> [WHAT YOU ARE ASKED TO DO] Every entry that follows should be repeated exactly; drop the images.

● ● ● ● ● ● ●

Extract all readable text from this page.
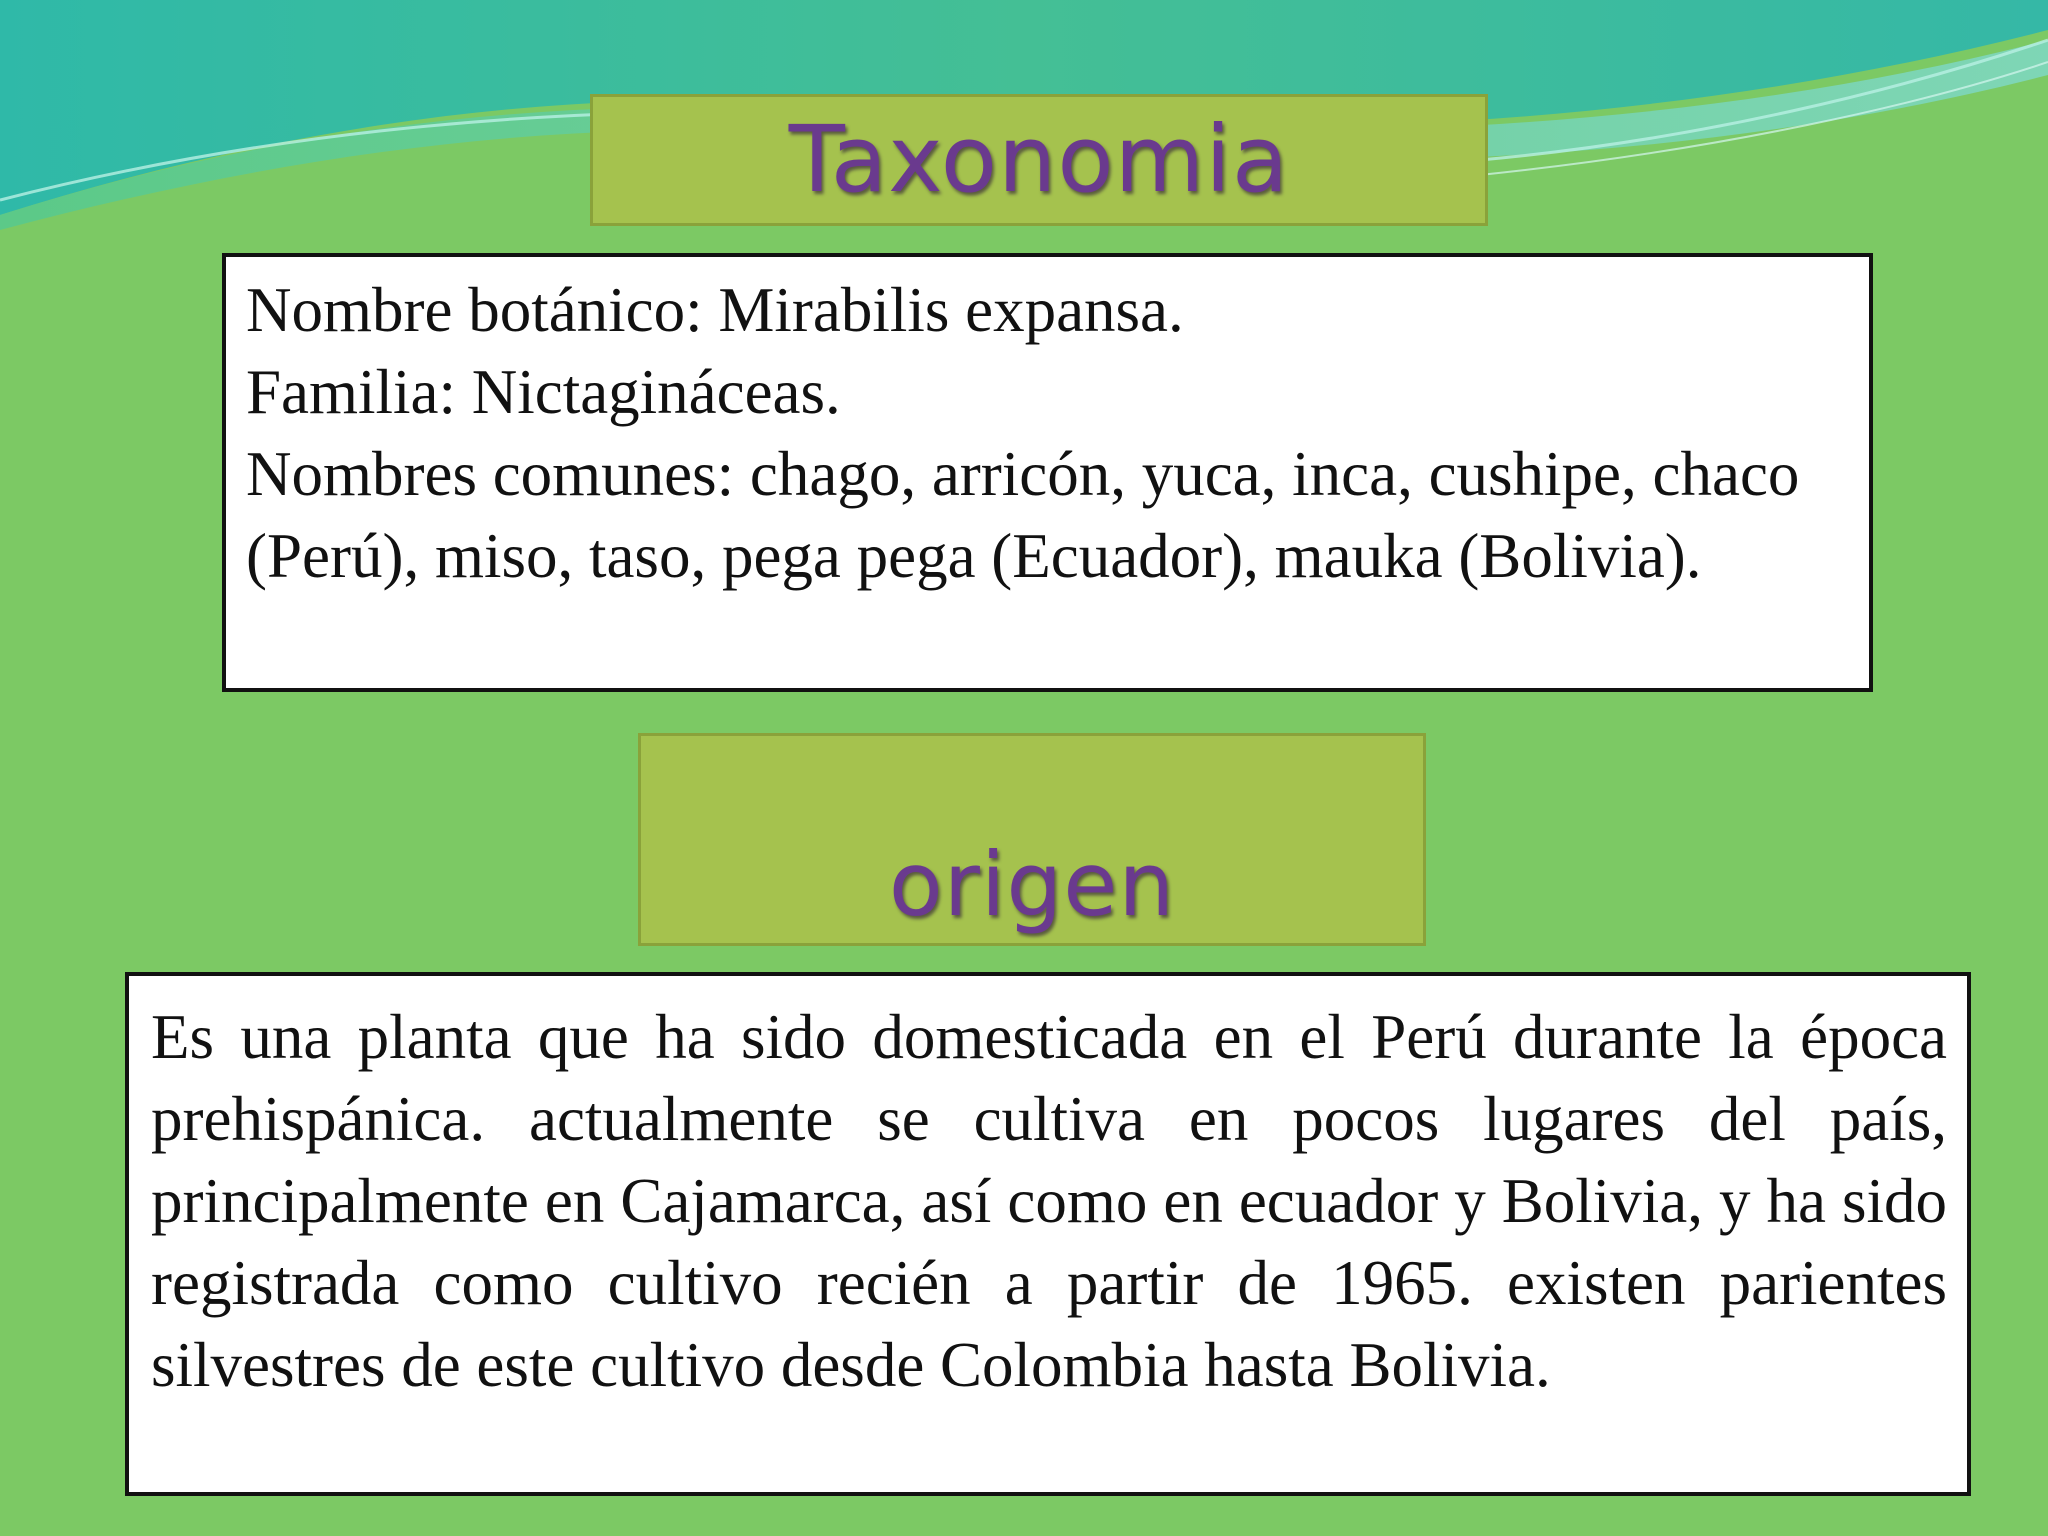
Taxonomia

Nombre botánico: Mirabilis expansa.

Familia: Nictagináceas.

Nombres comunes: chago, arricón, yuca, inca, cushipe, chaco (Perú), miso, taso, pega pega (Ecuador), mauka (Bolivia).

origen

Es una planta que ha sido domesticada en el Perú durante la época prehispánica. actualmente se cultiva en pocos lugares del país, principalmente en Cajamarca, así como en ecuador y Bolivia, y ha sido registrada como cultivo recién a partir de 1965. existen parientes silvestres de este cultivo desde Colombia hasta Bolivia.
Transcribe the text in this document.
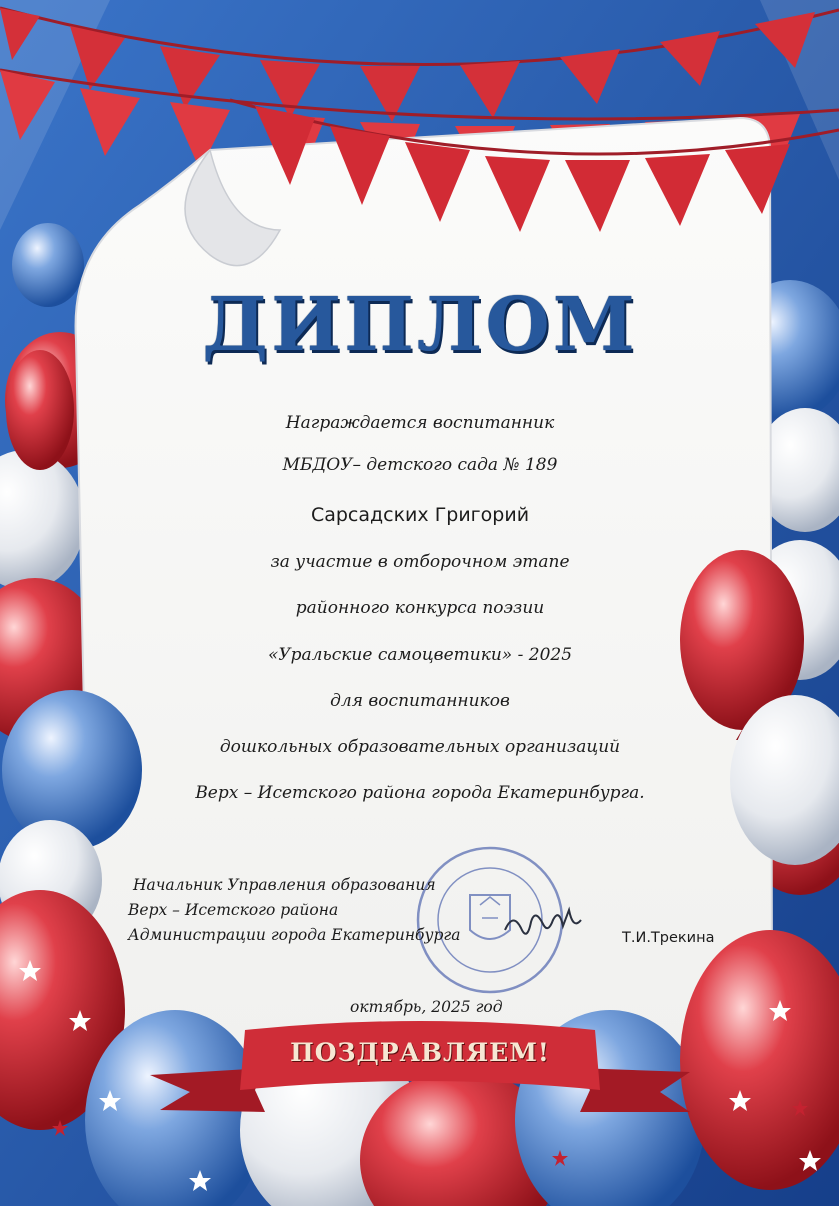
ДИПЛОМ
Награждается воспитанник
МБДОУ– детского сада № 189
Сарсадских Григорий
за участие в отборочном этапе
районного конкурса поэзии
«Уральские самоцветики» - 2025
для воспитанников
дошкольных образовательных организаций
Верх – Исетского района города Екатеринбурга.
Начальник Управления образования
Верх – Исетского района
Администрации города Екатеринбурга	Т.И.Трекина
октябрь, 2025 год
ПОЗДРАВЛЯЕМ!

● ● ● ● ● ● ●

> [SOLVED PROBLEM]
Extract all readable text from this page.
Taxonomia

Nombre botánico: Mirabilis expansa.

Familia: Nictagináceas.

Nombres comunes: chago, arricón, yuca, inca, cushipe, chaco (Perú), miso, taso, pega pega (Ecuador), mauka (Bolivia).

origen

Es una planta que ha sido domesticada en el Perú durante la época prehispánica. actualmente se cultiva en pocos lugares del país, principalmente en Cajamarca, así como en ecuador y Bolivia, y ha sido registrada como cultivo recién a partir de 1965. existen parientes silvestres de este cultivo desde Colombia hasta Bolivia.
Transcribe the text in this document.
ДИПЛОМ
Награждается воспитанник
МБДОУ– детского сада № 189
Сарсадских Григорий
за участие в отборочном этапе
районного конкурса поэзии
«Уральские самоцветики» - 2025
для воспитанников
дошкольных образовательных организаций
Верх – Исетского района города Екатеринбурга.
Начальник Управления образования
Верх – Исетского района
Администрации города Екатеринбурга	Т.И.Трекина
октябрь, 2025 год
ПОЗДРАВЛЯЕМ!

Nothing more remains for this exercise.